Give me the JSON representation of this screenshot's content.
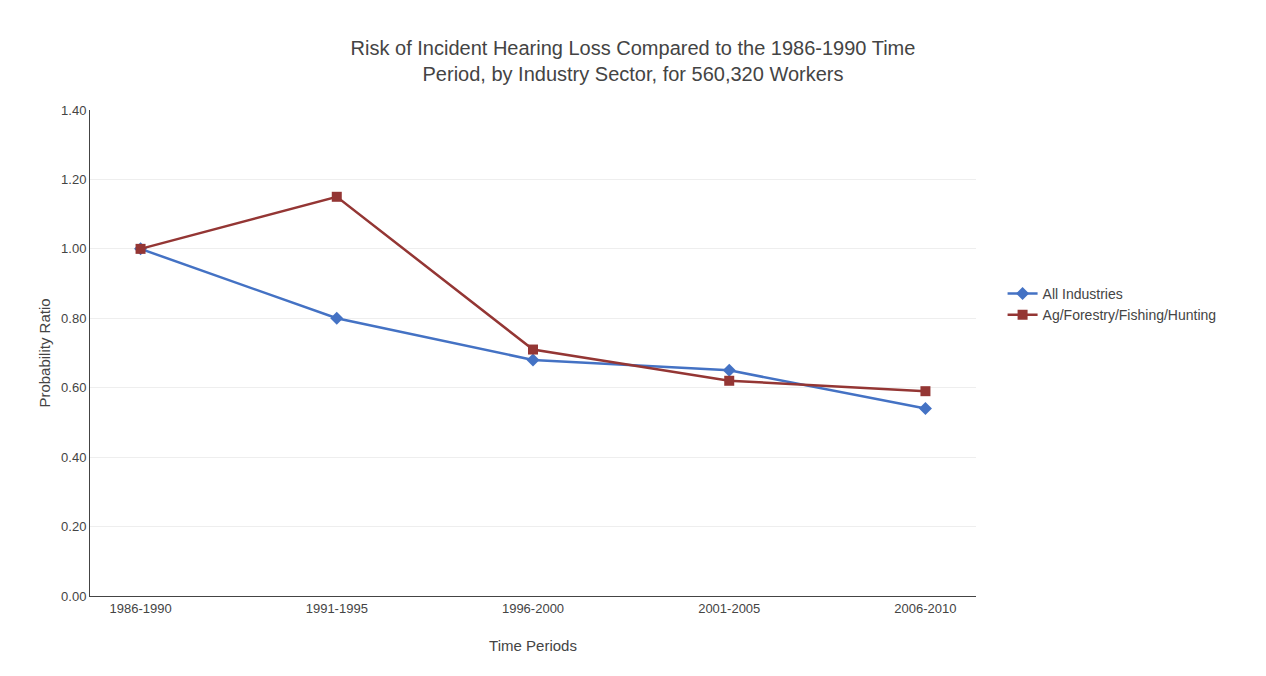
{
  "chart_data": {
    "type": "line",
    "title": "Risk of Incident Hearing Loss Compared to the 1986-1990 Time\nPeriod, by Industry Sector, for 560,320 Workers",
    "x_label": "Time Periods",
    "y_label": "Probability Ratio",
    "categories": [
      "1986-1990",
      "1991-1995",
      "1996-2000",
      "2001-2005",
      "2006-2010"
    ],
    "series": [
      {
        "name": "All Industries",
        "color": "#4472C4",
        "marker": "diamond",
        "values": [
          1.0,
          0.8,
          0.68,
          0.65,
          0.54
        ]
      },
      {
        "name": "Ag/Forestry/Fishing/Hunting",
        "color": "#943634",
        "marker": "square",
        "values": [
          1.0,
          1.15,
          0.71,
          0.62,
          0.59
        ]
      }
    ],
    "ylim": [
      0.0,
      1.4
    ],
    "yticks": [
      {
        "value": 0.0,
        "label": "0.00"
      },
      {
        "value": 0.2,
        "label": "0.20"
      },
      {
        "value": 0.4,
        "label": "0.40"
      },
      {
        "value": 0.6,
        "label": "0.60"
      },
      {
        "value": 0.8,
        "label": "0.80"
      },
      {
        "value": 1.0,
        "label": "1.00"
      },
      {
        "value": 1.2,
        "label": "1.20"
      },
      {
        "value": 1.4,
        "label": "1.40"
      }
    ],
    "grid": true,
    "legend": "right"
  }
}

★ ★ ★ ★ ★ ★ ★

_Job_. Return each line from the material above exactly, but not the pictures.

_Result_.
Give me the JSON representation of this screenshot's content.
{
  "chart_data": {
    "type": "line",
    "title": "Risk of Incident Hearing Loss Compared to the 1986-1990 Time\nPeriod, by Industry Sector, for 560,320 Workers",
    "x_label": "Time Periods",
    "y_label": "Probability Ratio",
    "categories": [
      "1986-1990",
      "1991-1995",
      "1996-2000",
      "2001-2005",
      "2006-2010"
    ],
    "series": [
      {
        "name": "All Industries",
        "color": "#4472C4",
        "marker": "diamond",
        "values": [
          1.0,
          0.8,
          0.68,
          0.65,
          0.54
        ]
      },
      {
        "name": "Ag/Forestry/Fishing/Hunting",
        "color": "#943634",
        "marker": "square",
        "values": [
          1.0,
          1.15,
          0.71,
          0.62,
          0.59
        ]
      }
    ],
    "ylim": [
      0.0,
      1.4
    ],
    "yticks": [
      {
        "value": 0.0,
        "label": "0.00"
      },
      {
        "value": 0.2,
        "label": "0.20"
      },
      {
        "value": 0.4,
        "label": "0.40"
      },
      {
        "value": 0.6,
        "label": "0.60"
      },
      {
        "value": 0.8,
        "label": "0.80"
      },
      {
        "value": 1.0,
        "label": "1.00"
      },
      {
        "value": 1.2,
        "label": "1.20"
      },
      {
        "value": 1.4,
        "label": "1.40"
      }
    ],
    "grid": true,
    "legend": "right"
  }
}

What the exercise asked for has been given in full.